▸ What the task requires
Report every line in the listing that contains the string "which".
=== Records ===
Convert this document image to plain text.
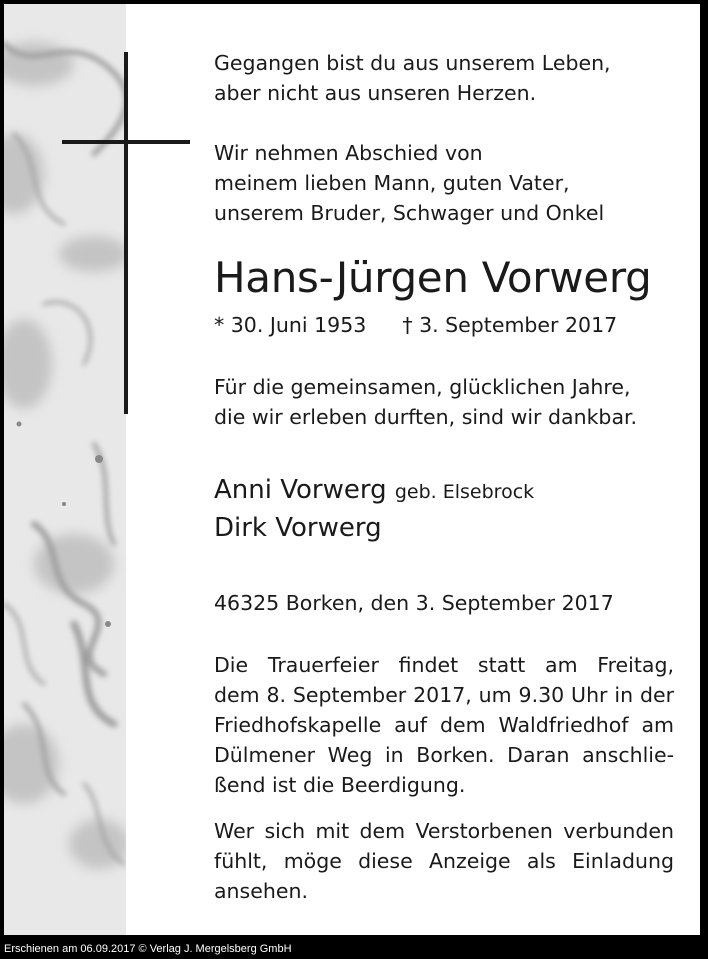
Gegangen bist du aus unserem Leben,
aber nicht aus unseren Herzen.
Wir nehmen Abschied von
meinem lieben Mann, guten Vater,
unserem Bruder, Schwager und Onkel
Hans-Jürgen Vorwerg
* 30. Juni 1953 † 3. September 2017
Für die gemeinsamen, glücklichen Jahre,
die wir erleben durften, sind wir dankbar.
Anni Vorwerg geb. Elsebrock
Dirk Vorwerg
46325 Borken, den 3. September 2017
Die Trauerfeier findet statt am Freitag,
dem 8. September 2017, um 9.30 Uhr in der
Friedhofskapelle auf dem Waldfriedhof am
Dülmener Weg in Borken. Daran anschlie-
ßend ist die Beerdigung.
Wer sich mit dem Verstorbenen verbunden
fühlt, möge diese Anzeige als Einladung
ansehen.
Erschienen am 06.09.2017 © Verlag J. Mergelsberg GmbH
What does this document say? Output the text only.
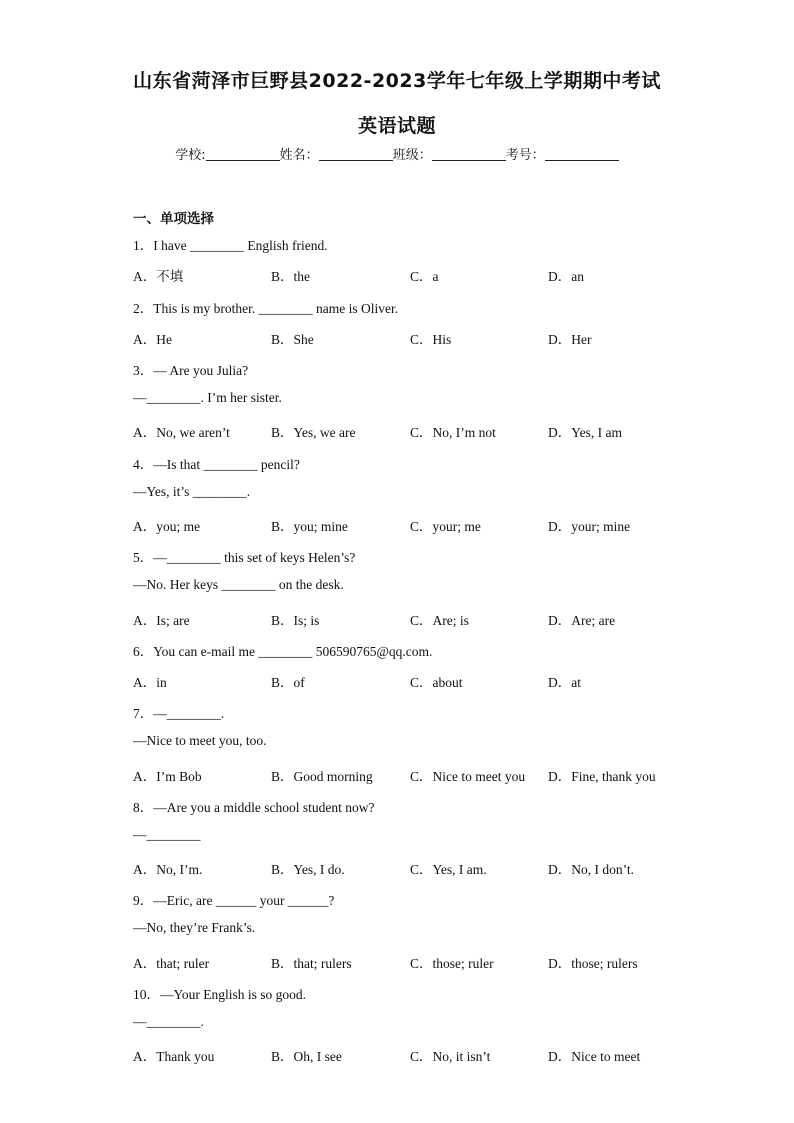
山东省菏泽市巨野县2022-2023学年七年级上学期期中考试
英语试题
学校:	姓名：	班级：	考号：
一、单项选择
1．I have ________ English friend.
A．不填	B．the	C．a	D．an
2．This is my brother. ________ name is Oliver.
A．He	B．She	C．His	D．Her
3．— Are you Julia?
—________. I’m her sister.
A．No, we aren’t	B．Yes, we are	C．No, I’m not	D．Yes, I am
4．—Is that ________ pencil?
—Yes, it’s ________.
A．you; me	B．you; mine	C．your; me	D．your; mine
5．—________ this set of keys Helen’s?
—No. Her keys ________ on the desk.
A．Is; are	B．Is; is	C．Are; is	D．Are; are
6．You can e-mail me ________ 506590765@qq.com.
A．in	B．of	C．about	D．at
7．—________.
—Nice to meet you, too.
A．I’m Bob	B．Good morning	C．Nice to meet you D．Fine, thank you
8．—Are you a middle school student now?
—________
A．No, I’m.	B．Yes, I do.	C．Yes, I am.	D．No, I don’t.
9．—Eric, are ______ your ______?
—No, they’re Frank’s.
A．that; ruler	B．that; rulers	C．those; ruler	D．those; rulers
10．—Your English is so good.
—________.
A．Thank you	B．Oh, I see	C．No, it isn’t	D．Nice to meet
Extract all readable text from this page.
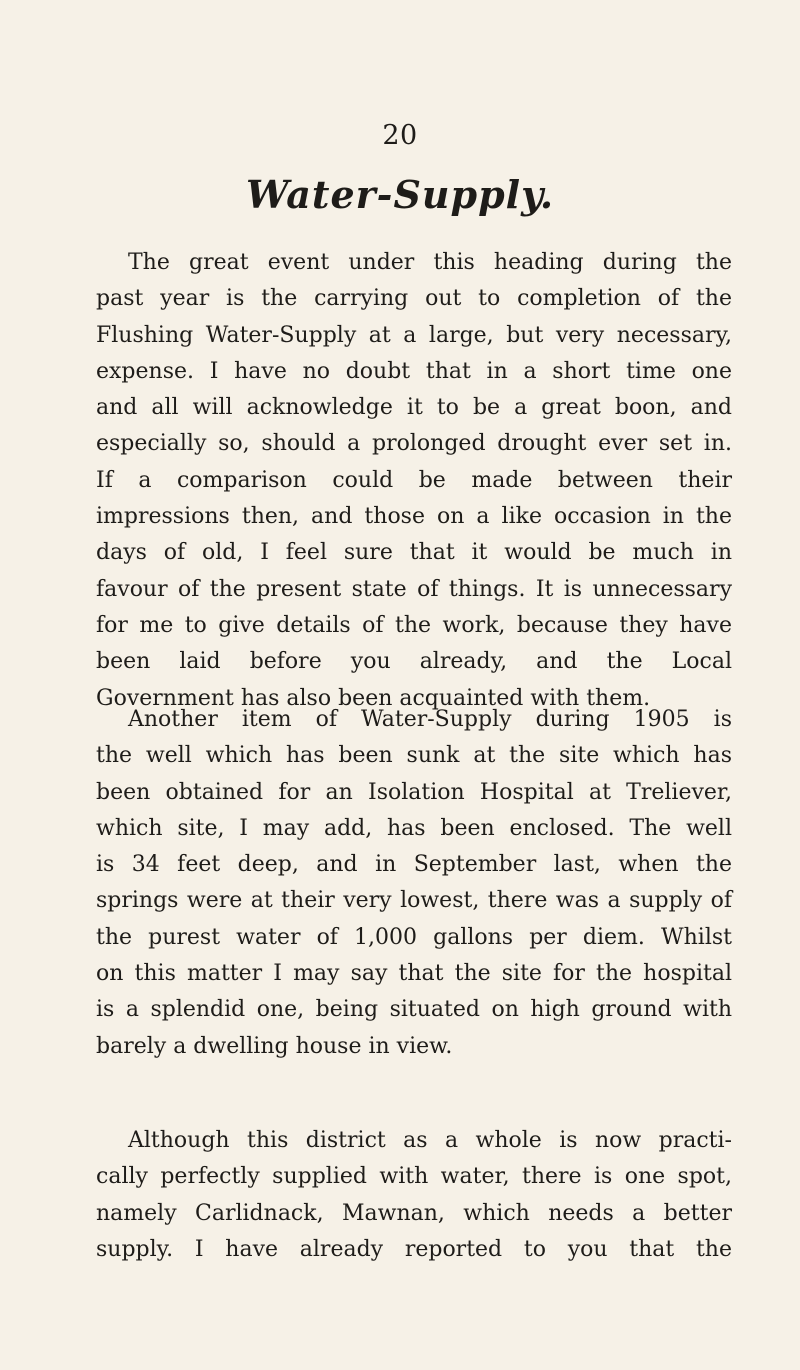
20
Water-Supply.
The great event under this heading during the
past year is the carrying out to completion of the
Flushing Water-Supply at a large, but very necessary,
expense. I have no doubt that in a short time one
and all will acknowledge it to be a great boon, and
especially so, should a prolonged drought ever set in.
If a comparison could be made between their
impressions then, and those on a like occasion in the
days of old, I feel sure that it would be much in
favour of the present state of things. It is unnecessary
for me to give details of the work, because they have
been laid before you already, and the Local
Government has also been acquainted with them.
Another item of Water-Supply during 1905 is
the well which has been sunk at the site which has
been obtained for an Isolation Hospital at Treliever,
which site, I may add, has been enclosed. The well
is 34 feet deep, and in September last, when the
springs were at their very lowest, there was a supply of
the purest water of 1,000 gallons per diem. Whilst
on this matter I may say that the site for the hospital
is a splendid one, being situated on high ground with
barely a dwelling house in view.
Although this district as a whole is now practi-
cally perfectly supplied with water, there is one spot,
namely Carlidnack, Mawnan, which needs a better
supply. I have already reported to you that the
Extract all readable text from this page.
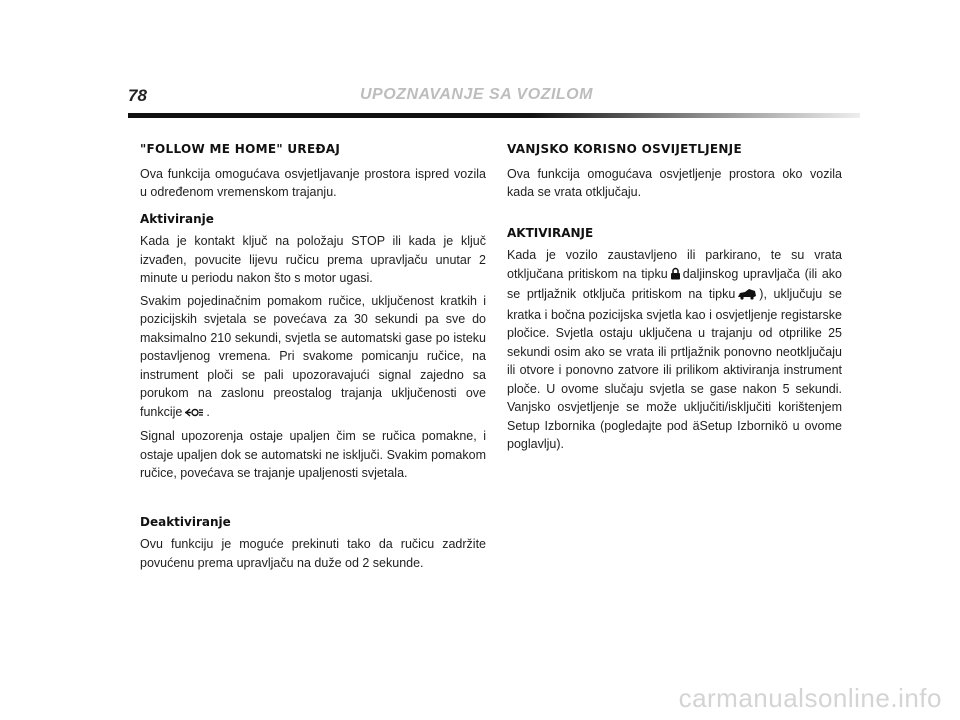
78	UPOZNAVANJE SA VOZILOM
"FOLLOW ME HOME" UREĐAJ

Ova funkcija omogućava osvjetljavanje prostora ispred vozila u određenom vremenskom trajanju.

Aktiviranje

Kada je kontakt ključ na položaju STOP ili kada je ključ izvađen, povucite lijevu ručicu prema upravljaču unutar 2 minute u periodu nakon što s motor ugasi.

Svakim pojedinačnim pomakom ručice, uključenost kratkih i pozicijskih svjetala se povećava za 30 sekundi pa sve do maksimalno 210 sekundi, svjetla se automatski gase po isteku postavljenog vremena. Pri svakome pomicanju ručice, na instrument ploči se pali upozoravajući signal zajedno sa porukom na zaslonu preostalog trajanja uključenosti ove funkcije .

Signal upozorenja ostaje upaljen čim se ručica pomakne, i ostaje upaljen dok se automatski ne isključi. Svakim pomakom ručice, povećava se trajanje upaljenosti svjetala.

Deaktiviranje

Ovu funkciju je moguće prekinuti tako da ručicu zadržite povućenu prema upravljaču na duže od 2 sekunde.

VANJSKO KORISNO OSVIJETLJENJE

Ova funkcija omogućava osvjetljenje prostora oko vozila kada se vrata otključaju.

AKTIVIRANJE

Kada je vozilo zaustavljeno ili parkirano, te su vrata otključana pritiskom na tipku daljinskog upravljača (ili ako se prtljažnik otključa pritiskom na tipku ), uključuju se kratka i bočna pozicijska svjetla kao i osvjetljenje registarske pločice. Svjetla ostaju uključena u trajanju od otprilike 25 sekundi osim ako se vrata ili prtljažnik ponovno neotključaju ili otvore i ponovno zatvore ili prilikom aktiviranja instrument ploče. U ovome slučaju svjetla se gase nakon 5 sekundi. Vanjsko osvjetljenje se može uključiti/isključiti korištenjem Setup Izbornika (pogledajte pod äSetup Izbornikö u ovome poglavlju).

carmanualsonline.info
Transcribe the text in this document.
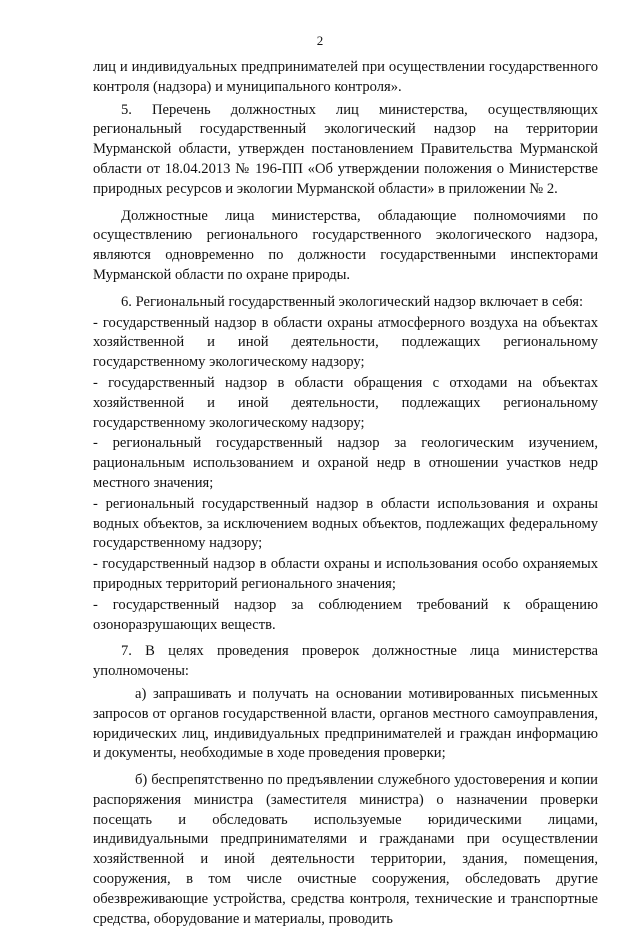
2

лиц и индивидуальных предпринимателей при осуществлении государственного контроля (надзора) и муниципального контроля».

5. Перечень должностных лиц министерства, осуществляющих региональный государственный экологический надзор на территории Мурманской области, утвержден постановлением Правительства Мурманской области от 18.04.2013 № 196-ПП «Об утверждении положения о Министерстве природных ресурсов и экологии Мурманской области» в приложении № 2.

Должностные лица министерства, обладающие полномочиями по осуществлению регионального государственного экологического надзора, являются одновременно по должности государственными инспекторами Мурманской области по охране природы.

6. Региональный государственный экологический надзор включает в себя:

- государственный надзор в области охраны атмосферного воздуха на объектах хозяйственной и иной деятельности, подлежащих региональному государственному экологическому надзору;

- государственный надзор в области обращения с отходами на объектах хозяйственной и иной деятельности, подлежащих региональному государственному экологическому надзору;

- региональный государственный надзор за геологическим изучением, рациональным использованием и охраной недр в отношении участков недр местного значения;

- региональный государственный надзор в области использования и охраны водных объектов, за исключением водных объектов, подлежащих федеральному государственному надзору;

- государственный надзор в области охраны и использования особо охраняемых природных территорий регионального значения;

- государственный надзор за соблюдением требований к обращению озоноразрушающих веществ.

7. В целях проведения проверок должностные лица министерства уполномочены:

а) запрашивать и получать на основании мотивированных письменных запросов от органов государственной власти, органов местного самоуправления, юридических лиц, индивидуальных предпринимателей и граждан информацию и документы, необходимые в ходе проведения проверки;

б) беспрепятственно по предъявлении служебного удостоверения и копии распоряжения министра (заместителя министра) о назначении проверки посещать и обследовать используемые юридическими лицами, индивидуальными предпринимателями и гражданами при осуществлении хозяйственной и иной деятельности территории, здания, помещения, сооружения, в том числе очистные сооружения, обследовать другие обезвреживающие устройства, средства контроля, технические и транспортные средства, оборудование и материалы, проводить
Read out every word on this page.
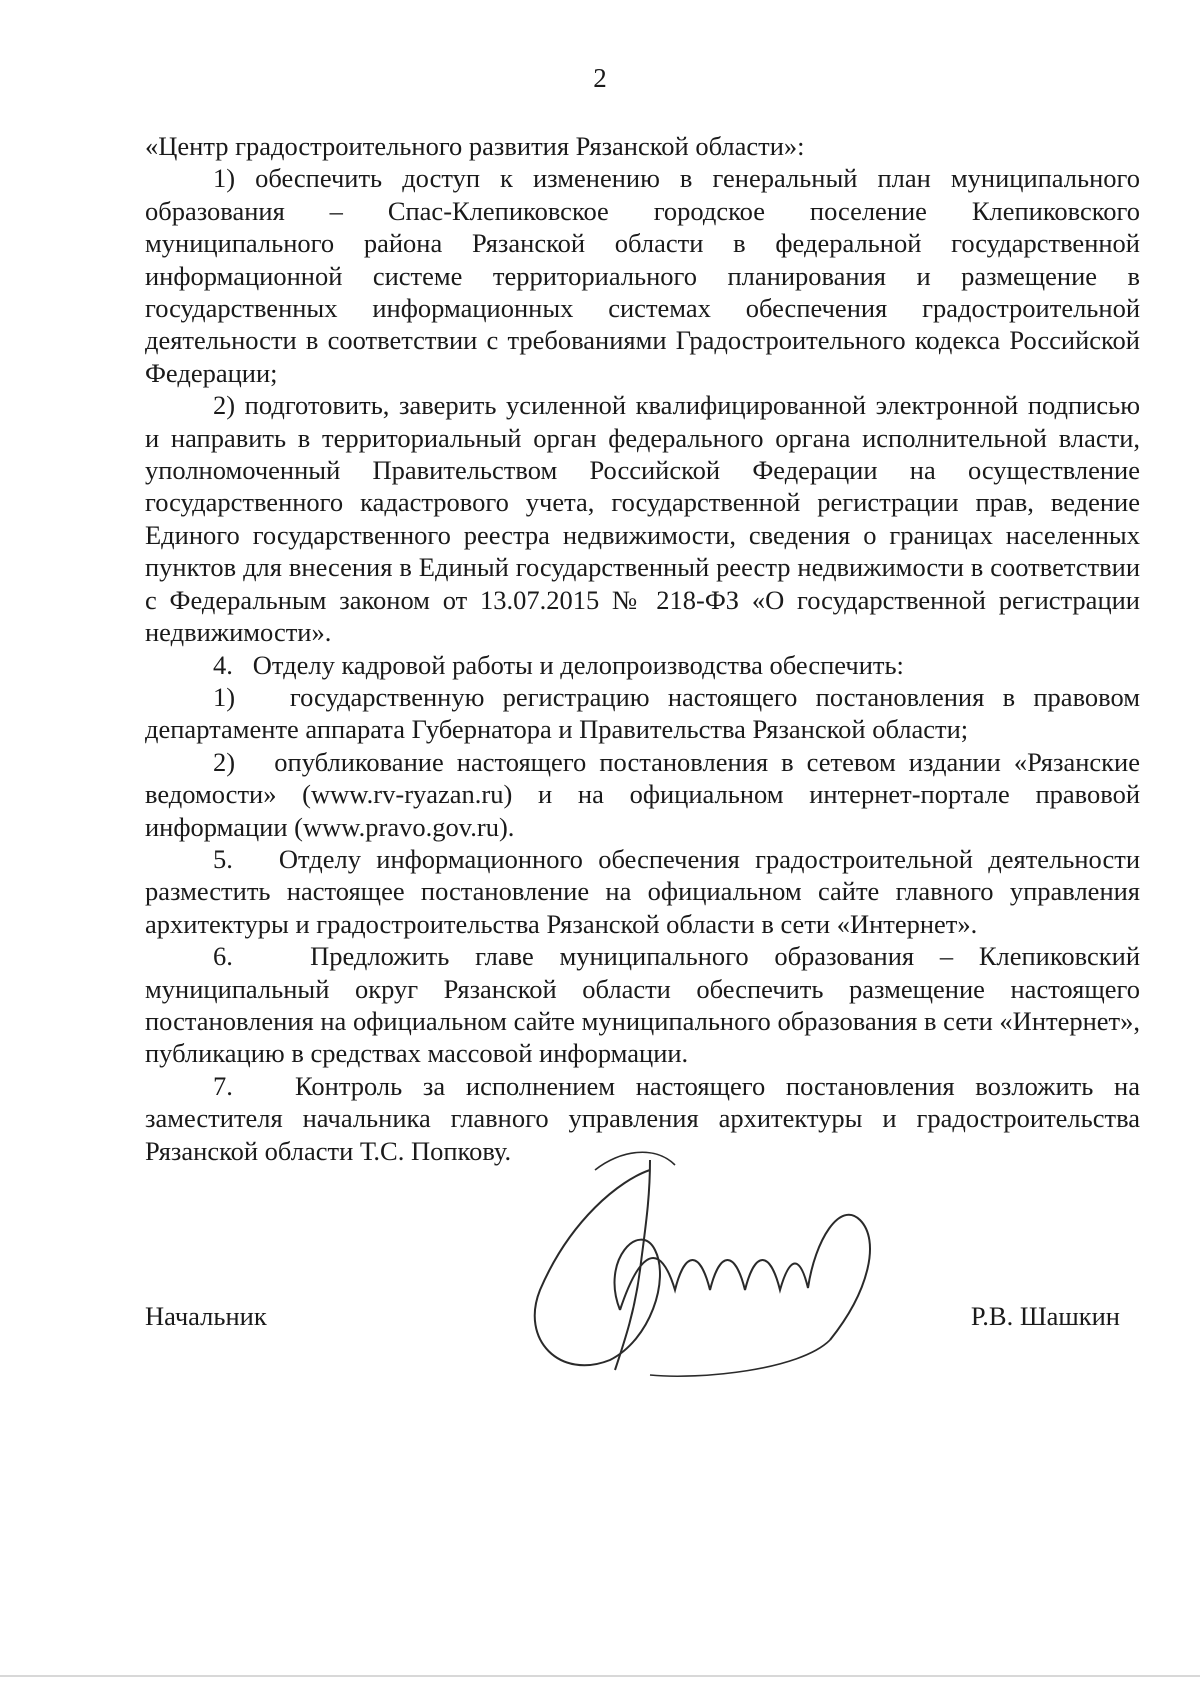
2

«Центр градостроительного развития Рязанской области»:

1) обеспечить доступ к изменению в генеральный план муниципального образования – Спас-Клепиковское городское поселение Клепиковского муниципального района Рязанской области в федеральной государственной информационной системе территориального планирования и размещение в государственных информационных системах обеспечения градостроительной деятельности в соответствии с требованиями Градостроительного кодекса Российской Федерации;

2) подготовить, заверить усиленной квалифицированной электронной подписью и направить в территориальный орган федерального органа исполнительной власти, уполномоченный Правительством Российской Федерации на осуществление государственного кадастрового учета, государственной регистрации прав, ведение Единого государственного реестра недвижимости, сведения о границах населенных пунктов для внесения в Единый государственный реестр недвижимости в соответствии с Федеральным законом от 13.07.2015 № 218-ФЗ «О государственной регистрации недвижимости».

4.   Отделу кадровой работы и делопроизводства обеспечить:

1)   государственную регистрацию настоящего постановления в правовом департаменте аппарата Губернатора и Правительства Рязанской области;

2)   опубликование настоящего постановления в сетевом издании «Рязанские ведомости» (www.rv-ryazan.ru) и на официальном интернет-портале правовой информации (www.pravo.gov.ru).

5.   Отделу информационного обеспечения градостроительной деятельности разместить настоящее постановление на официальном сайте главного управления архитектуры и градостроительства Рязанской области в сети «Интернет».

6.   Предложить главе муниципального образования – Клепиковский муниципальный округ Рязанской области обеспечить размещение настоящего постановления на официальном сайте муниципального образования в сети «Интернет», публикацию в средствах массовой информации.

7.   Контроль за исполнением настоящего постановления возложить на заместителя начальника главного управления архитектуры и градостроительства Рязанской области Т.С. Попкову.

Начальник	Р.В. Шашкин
===
▸ Task solution
the well which has been sunk at the site which has
which site, I may add, has been enclosed. The well
namely Carlidnack, Mawnan, which needs a better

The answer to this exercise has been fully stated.